▶ _What to do_: Omit all images. Write out the rest of the material exactly.

═════ Data provided ═════

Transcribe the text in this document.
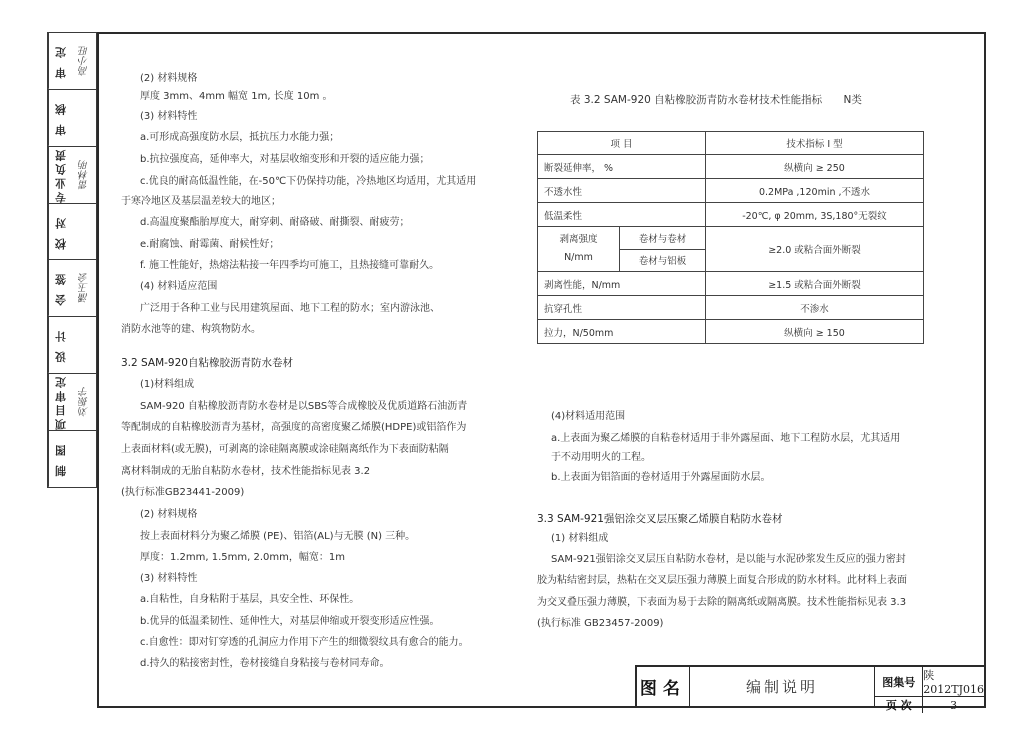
审 定	高小旺
审 核
专业负责	雷林明
校 对
会 签	潘玉会
设 计
项目审定	刘振宇
制 图
(2) 材料规格
厚度 3mm、4mm 幅宽 1m, 长度 10m 。
(3) 材料特性
a.可形成高强度防水层，抵抗压力水能力强；
b.抗拉强度高，延伸率大，对基层收缩变形和开裂的适应能力强；
c.优良的耐高低温性能，在-50℃下仍保持功能，冷热地区均适用，尤其适用
于寒冷地区及基层温差较大的地区；
d.高温度聚酯胎厚度大，耐穿刺、耐硌破、耐撕裂、耐疲劳；
e.耐腐蚀、耐霉菌、耐候性好；
f. 施工性能好，热熔法粘接一年四季均可施工，且热接缝可靠耐久。
(4) 材料适应范围
广泛用于各种工业与民用建筑屋面、地下工程的防水；室内游泳池、
消防水池等的建、构筑物防水。
3.2 SAM-920自粘橡胶沥青防水卷材
(1)材料组成
SAM-920 自粘橡胶沥青防水卷材是以SBS等合成橡胶及优质道路石油沥青
等配制成的自粘橡胶沥青为基材，高强度的高密度聚乙烯膜(HDPE)或铝箔作为
上表面材料(或无膜)，可剥离的涂硅隔离膜或涂硅隔离纸作为下表面防粘隔
离材料制成的无胎自粘防水卷材，技术性能指标见表 3.2
(执行标准GB23441-2009)
(2) 材料规格
按上表面材料分为聚乙烯膜 (PE)、铝箔(AL)与无膜 (N) 三种。
厚度：1.2mm, 1.5mm, 2.0mm，幅宽：1m
(3) 材料特性
a.自粘性，自身粘附于基层，具安全性、环保性。
b.优异的低温柔韧性、延伸性大，对基层伸缩或开裂变形适应性强。
c.自愈性：即对钉穿透的孔洞应力作用下产生的细微裂纹具有愈合的能力。
d.持久的粘接密封性，卷材接缝自身粘接与卷材同寿命。
表 3.2 SAM-920 自粘橡胶沥青防水卷材技术性能指标 N类
项 目		技术指标 I 型
断裂延伸率， %		纵横向 ≥ 250
不透水性		0.2MPa ,120min ,不透水
低温柔性		-20℃, φ 20mm, 3S,180°无裂纹
剥离强度
N/mm	卷材与卷材	≥2.0 或粘合面外断裂
	卷材与铝板	
剥离性能，N/mm		≥1.5 或粘合面外断裂
抗穿孔性		不渗水
拉力，N/50mm		纵横向 ≥ 150
(4)材料适用范围
a.上表面为聚乙烯膜的自粘卷材适用于非外露屋面、地下工程防水层，尤其适用
于不动用明火的工程。
b.上表面为铝箔面的卷材适用于外露屋面防水层。
3.3 SAM-921强铝涂交叉层压聚乙烯膜自粘防水卷材
(1) 材料组成
SAM-921强铝涂交叉层压自粘防水卷材，是以能与水泥砂浆发生反应的强力密封
胶为粘结密封层，热粘在交叉层压强力薄膜上面复合形成的防水材料。此材料上表面
为交叉叠压强力薄膜，下表面为易于去除的隔离纸或隔离膜。技术性能指标见表 3.3
(执行标准 GB23457-2009)
图名	编制说明	图集号 陕2012TJ016
页 次	3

═════

▶ _Complete response_:
Transcribe the text in this document.
审 定	高小旺
审 核
专业负责	雷林明
校 对
会 签	潘玉会
设 计
项目审定	刘振宇
制 图
(2) 材料规格
厚度 3mm、4mm 幅宽 1m, 长度 10m 。
(3) 材料特性
a.可形成高强度防水层，抵抗压力水能力强；
b.抗拉强度高，延伸率大，对基层收缩变形和开裂的适应能力强；
c.优良的耐高低温性能，在-50℃下仍保持功能，冷热地区均适用，尤其适用
于寒冷地区及基层温差较大的地区；
d.高温度聚酯胎厚度大，耐穿刺、耐硌破、耐撕裂、耐疲劳；
e.耐腐蚀、耐霉菌、耐候性好；
f. 施工性能好，热熔法粘接一年四季均可施工，且热接缝可靠耐久。
(4) 材料适应范围
广泛用于各种工业与民用建筑屋面、地下工程的防水；室内游泳池、
消防水池等的建、构筑物防水。
3.2 SAM-920自粘橡胶沥青防水卷材
(1)材料组成
SAM-920 自粘橡胶沥青防水卷材是以SBS等合成橡胶及优质道路石油沥青
等配制成的自粘橡胶沥青为基材，高强度的高密度聚乙烯膜(HDPE)或铝箔作为
上表面材料(或无膜)，可剥离的涂硅隔离膜或涂硅隔离纸作为下表面防粘隔
离材料制成的无胎自粘防水卷材，技术性能指标见表 3.2
(执行标准GB23441-2009)
(2) 材料规格
按上表面材料分为聚乙烯膜 (PE)、铝箔(AL)与无膜 (N) 三种。
厚度：1.2mm, 1.5mm, 2.0mm，幅宽：1m
(3) 材料特性
a.自粘性，自身粘附于基层，具安全性、环保性。
b.优异的低温柔韧性、延伸性大，对基层伸缩或开裂变形适应性强。
c.自愈性：即对钉穿透的孔洞应力作用下产生的细微裂纹具有愈合的能力。
d.持久的粘接密封性，卷材接缝自身粘接与卷材同寿命。
表 3.2 SAM-920 自粘橡胶沥青防水卷材技术性能指标 N类
项 目		技术指标 I 型
断裂延伸率， %		纵横向 ≥ 250
不透水性		0.2MPa ,120min ,不透水
低温柔性		-20℃, φ 20mm, 3S,180°无裂纹
剥离强度
N/mm	卷材与卷材	≥2.0 或粘合面外断裂
	卷材与铝板	
剥离性能，N/mm		≥1.5 或粘合面外断裂
抗穿孔性		不渗水
拉力，N/50mm		纵横向 ≥ 150
(4)材料适用范围
a.上表面为聚乙烯膜的自粘卷材适用于非外露屋面、地下工程防水层，尤其适用
于不动用明火的工程。
b.上表面为铝箔面的卷材适用于外露屋面防水层。
3.3 SAM-921强铝涂交叉层压聚乙烯膜自粘防水卷材
(1) 材料组成
SAM-921强铝涂交叉层压自粘防水卷材，是以能与水泥砂浆发生反应的强力密封
胶为粘结密封层，热粘在交叉层压强力薄膜上面复合形成的防水材料。此材料上表面
为交叉叠压强力薄膜，下表面为易于去除的隔离纸或隔离膜。技术性能指标见表 3.3
(执行标准 GB23457-2009)
图名	编制说明	图集号 陕2012TJ016
页 次	3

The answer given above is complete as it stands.